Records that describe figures
━━━━━━━━━━

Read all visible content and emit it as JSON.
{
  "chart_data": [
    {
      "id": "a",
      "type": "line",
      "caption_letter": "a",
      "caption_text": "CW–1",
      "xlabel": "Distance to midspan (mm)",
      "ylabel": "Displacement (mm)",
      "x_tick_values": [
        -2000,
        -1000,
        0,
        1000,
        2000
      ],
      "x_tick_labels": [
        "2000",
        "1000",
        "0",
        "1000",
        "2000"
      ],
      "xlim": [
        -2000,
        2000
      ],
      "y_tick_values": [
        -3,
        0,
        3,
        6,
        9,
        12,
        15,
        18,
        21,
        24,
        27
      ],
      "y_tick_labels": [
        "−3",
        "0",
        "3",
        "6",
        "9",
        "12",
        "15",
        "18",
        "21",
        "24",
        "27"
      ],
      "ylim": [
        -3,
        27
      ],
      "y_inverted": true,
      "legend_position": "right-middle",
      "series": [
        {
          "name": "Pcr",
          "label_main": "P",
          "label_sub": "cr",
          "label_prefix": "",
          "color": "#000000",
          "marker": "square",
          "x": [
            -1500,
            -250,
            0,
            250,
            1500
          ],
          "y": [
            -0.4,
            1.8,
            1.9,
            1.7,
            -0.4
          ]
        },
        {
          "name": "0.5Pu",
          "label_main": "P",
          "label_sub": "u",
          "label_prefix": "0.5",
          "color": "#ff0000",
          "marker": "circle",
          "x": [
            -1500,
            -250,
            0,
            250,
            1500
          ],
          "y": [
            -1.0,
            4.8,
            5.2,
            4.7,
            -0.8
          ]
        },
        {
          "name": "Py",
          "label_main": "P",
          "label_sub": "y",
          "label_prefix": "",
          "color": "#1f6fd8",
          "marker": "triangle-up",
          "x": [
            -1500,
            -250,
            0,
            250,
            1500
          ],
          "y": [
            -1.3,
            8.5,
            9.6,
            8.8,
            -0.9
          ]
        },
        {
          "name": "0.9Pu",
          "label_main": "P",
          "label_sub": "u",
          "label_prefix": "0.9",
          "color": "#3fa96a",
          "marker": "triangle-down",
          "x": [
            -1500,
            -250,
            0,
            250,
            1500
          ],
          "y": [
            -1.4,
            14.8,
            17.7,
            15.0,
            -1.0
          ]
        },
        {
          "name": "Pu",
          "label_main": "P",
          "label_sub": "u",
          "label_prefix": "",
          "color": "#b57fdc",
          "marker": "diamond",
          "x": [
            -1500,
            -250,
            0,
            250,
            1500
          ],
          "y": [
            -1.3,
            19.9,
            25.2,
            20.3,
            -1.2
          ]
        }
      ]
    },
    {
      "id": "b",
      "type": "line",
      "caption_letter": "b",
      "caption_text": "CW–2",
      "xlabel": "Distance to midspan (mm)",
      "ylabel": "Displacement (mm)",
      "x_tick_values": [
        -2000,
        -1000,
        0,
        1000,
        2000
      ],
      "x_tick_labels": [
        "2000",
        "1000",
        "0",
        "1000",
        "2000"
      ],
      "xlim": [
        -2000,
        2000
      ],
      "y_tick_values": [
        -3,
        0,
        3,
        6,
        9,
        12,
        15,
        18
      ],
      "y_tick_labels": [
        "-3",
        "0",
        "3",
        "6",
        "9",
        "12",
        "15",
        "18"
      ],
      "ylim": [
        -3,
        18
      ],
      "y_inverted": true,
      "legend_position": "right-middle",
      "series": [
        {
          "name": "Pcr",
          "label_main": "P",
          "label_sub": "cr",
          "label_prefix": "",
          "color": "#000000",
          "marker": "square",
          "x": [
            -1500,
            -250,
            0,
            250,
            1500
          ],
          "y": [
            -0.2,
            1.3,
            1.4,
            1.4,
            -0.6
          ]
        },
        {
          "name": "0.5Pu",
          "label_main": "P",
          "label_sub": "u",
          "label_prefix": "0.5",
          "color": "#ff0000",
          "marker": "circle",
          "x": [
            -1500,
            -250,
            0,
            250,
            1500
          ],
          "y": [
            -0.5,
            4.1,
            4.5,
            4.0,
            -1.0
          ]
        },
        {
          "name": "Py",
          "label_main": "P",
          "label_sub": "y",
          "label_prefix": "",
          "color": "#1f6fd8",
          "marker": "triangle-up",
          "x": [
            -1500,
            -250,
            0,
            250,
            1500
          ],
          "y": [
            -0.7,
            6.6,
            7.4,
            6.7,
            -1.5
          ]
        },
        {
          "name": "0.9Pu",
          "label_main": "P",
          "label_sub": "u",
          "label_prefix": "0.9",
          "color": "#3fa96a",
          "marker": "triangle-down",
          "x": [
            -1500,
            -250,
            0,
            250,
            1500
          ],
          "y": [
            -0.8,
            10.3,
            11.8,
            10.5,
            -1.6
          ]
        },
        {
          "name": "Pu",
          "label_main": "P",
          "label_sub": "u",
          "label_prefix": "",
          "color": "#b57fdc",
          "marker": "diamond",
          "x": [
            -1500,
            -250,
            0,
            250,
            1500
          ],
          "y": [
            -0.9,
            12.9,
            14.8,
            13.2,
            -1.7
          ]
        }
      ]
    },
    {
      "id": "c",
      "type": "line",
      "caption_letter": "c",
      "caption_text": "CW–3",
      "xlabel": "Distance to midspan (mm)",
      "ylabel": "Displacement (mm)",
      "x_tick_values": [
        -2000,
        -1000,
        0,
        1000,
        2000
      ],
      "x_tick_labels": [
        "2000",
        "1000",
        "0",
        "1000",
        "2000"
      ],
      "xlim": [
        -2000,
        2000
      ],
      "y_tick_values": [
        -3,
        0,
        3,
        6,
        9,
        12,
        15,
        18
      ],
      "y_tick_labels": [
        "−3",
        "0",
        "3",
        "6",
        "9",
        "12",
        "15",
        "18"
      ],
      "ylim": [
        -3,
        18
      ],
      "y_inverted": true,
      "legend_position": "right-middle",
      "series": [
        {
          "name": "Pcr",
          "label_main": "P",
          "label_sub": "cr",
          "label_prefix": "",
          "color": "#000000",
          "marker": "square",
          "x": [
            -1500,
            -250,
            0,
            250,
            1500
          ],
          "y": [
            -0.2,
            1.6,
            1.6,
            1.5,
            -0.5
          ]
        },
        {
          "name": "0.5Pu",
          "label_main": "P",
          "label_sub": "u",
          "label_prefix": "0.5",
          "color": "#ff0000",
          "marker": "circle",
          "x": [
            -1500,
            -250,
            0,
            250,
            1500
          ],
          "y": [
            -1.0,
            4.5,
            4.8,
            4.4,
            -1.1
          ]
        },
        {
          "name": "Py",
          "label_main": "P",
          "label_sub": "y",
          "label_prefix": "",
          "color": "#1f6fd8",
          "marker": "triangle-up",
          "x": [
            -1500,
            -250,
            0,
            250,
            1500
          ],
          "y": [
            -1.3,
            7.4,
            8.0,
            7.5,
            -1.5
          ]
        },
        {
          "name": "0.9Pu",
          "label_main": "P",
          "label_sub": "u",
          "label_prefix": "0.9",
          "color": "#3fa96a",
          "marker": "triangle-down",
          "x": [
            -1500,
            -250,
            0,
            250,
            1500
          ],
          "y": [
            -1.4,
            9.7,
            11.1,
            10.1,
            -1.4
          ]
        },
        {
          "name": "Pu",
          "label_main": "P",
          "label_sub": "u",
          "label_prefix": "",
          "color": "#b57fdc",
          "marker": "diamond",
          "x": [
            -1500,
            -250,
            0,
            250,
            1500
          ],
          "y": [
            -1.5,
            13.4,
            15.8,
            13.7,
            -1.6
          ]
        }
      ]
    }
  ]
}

━━━━━━━━━━

Reproduce the full listing above, character for character.

Read all visible content and emit it as JSON.
{
  "chart_data": [
    {
      "id": "a",
      "type": "line",
      "caption_letter": "a",
      "caption_text": "CW–1",
      "xlabel": "Distance to midspan (mm)",
      "ylabel": "Displacement (mm)",
      "x_tick_values": [
        -2000,
        -1000,
        0,
        1000,
        2000
      ],
      "x_tick_labels": [
        "2000",
        "1000",
        "0",
        "1000",
        "2000"
      ],
      "xlim": [
        -2000,
        2000
      ],
      "y_tick_values": [
        -3,
        0,
        3,
        6,
        9,
        12,
        15,
        18,
        21,
        24,
        27
      ],
      "y_tick_labels": [
        "−3",
        "0",
        "3",
        "6",
        "9",
        "12",
        "15",
        "18",
        "21",
        "24",
        "27"
      ],
      "ylim": [
        -3,
        27
      ],
      "y_inverted": true,
      "legend_position": "right-middle",
      "series": [
        {
          "name": "Pcr",
          "label_main": "P",
          "label_sub": "cr",
          "label_prefix": "",
          "color": "#000000",
          "marker": "square",
          "x": [
            -1500,
            -250,
            0,
            250,
            1500
          ],
          "y": [
            -0.4,
            1.8,
            1.9,
            1.7,
            -0.4
          ]
        },
        {
          "name": "0.5Pu",
          "label_main": "P",
          "label_sub": "u",
          "label_prefix": "0.5",
          "color": "#ff0000",
          "marker": "circle",
          "x": [
            -1500,
            -250,
            0,
            250,
            1500
          ],
          "y": [
            -1.0,
            4.8,
            5.2,
            4.7,
            -0.8
          ]
        },
        {
          "name": "Py",
          "label_main": "P",
          "label_sub": "y",
          "label_prefix": "",
          "color": "#1f6fd8",
          "marker": "triangle-up",
          "x": [
            -1500,
            -250,
            0,
            250,
            1500
          ],
          "y": [
            -1.3,
            8.5,
            9.6,
            8.8,
            -0.9
          ]
        },
        {
          "name": "0.9Pu",
          "label_main": "P",
          "label_sub": "u",
          "label_prefix": "0.9",
          "color": "#3fa96a",
          "marker": "triangle-down",
          "x": [
            -1500,
            -250,
            0,
            250,
            1500
          ],
          "y": [
            -1.4,
            14.8,
            17.7,
            15.0,
            -1.0
          ]
        },
        {
          "name": "Pu",
          "label_main": "P",
          "label_sub": "u",
          "label_prefix": "",
          "color": "#b57fdc",
          "marker": "diamond",
          "x": [
            -1500,
            -250,
            0,
            250,
            1500
          ],
          "y": [
            -1.3,
            19.9,
            25.2,
            20.3,
            -1.2
          ]
        }
      ]
    },
    {
      "id": "b",
      "type": "line",
      "caption_letter": "b",
      "caption_text": "CW–2",
      "xlabel": "Distance to midspan (mm)",
      "ylabel": "Displacement (mm)",
      "x_tick_values": [
        -2000,
        -1000,
        0,
        1000,
        2000
      ],
      "x_tick_labels": [
        "2000",
        "1000",
        "0",
        "1000",
        "2000"
      ],
      "xlim": [
        -2000,
        2000
      ],
      "y_tick_values": [
        -3,
        0,
        3,
        6,
        9,
        12,
        15,
        18
      ],
      "y_tick_labels": [
        "-3",
        "0",
        "3",
        "6",
        "9",
        "12",
        "15",
        "18"
      ],
      "ylim": [
        -3,
        18
      ],
      "y_inverted": true,
      "legend_position": "right-middle",
      "series": [
        {
          "name": "Pcr",
          "label_main": "P",
          "label_sub": "cr",
          "label_prefix": "",
          "color": "#000000",
          "marker": "square",
          "x": [
            -1500,
            -250,
            0,
            250,
            1500
          ],
          "y": [
            -0.2,
            1.3,
            1.4,
            1.4,
            -0.6
          ]
        },
        {
          "name": "0.5Pu",
          "label_main": "P",
          "label_sub": "u",
          "label_prefix": "0.5",
          "color": "#ff0000",
          "marker": "circle",
          "x": [
            -1500,
            -250,
            0,
            250,
            1500
          ],
          "y": [
            -0.5,
            4.1,
            4.5,
            4.0,
            -1.0
          ]
        },
        {
          "name": "Py",
          "label_main": "P",
          "label_sub": "y",
          "label_prefix": "",
          "color": "#1f6fd8",
          "marker": "triangle-up",
          "x": [
            -1500,
            -250,
            0,
            250,
            1500
          ],
          "y": [
            -0.7,
            6.6,
            7.4,
            6.7,
            -1.5
          ]
        },
        {
          "name": "0.9Pu",
          "label_main": "P",
          "label_sub": "u",
          "label_prefix": "0.9",
          "color": "#3fa96a",
          "marker": "triangle-down",
          "x": [
            -1500,
            -250,
            0,
            250,
            1500
          ],
          "y": [
            -0.8,
            10.3,
            11.8,
            10.5,
            -1.6
          ]
        },
        {
          "name": "Pu",
          "label_main": "P",
          "label_sub": "u",
          "label_prefix": "",
          "color": "#b57fdc",
          "marker": "diamond",
          "x": [
            -1500,
            -250,
            0,
            250,
            1500
          ],
          "y": [
            -0.9,
            12.9,
            14.8,
            13.2,
            -1.7
          ]
        }
      ]
    },
    {
      "id": "c",
      "type": "line",
      "caption_letter": "c",
      "caption_text": "CW–3",
      "xlabel": "Distance to midspan (mm)",
      "ylabel": "Displacement (mm)",
      "x_tick_values": [
        -2000,
        -1000,
        0,
        1000,
        2000
      ],
      "x_tick_labels": [
        "2000",
        "1000",
        "0",
        "1000",
        "2000"
      ],
      "xlim": [
        -2000,
        2000
      ],
      "y_tick_values": [
        -3,
        0,
        3,
        6,
        9,
        12,
        15,
        18
      ],
      "y_tick_labels": [
        "−3",
        "0",
        "3",
        "6",
        "9",
        "12",
        "15",
        "18"
      ],
      "ylim": [
        -3,
        18
      ],
      "y_inverted": true,
      "legend_position": "right-middle",
      "series": [
        {
          "name": "Pcr",
          "label_main": "P",
          "label_sub": "cr",
          "label_prefix": "",
          "color": "#000000",
          "marker": "square",
          "x": [
            -1500,
            -250,
            0,
            250,
            1500
          ],
          "y": [
            -0.2,
            1.6,
            1.6,
            1.5,
            -0.5
          ]
        },
        {
          "name": "0.5Pu",
          "label_main": "P",
          "label_sub": "u",
          "label_prefix": "0.5",
          "color": "#ff0000",
          "marker": "circle",
          "x": [
            -1500,
            -250,
            0,
            250,
            1500
          ],
          "y": [
            -1.0,
            4.5,
            4.8,
            4.4,
            -1.1
          ]
        },
        {
          "name": "Py",
          "label_main": "P",
          "label_sub": "y",
          "label_prefix": "",
          "color": "#1f6fd8",
          "marker": "triangle-up",
          "x": [
            -1500,
            -250,
            0,
            250,
            1500
          ],
          "y": [
            -1.3,
            7.4,
            8.0,
            7.5,
            -1.5
          ]
        },
        {
          "name": "0.9Pu",
          "label_main": "P",
          "label_sub": "u",
          "label_prefix": "0.9",
          "color": "#3fa96a",
          "marker": "triangle-down",
          "x": [
            -1500,
            -250,
            0,
            250,
            1500
          ],
          "y": [
            -1.4,
            9.7,
            11.1,
            10.1,
            -1.4
          ]
        },
        {
          "name": "Pu",
          "label_main": "P",
          "label_sub": "u",
          "label_prefix": "",
          "color": "#b57fdc",
          "marker": "diamond",
          "x": [
            -1500,
            -250,
            0,
            250,
            1500
          ],
          "y": [
            -1.5,
            13.4,
            15.8,
            13.7,
            -1.6
          ]
        }
      ]
    }
  ]
}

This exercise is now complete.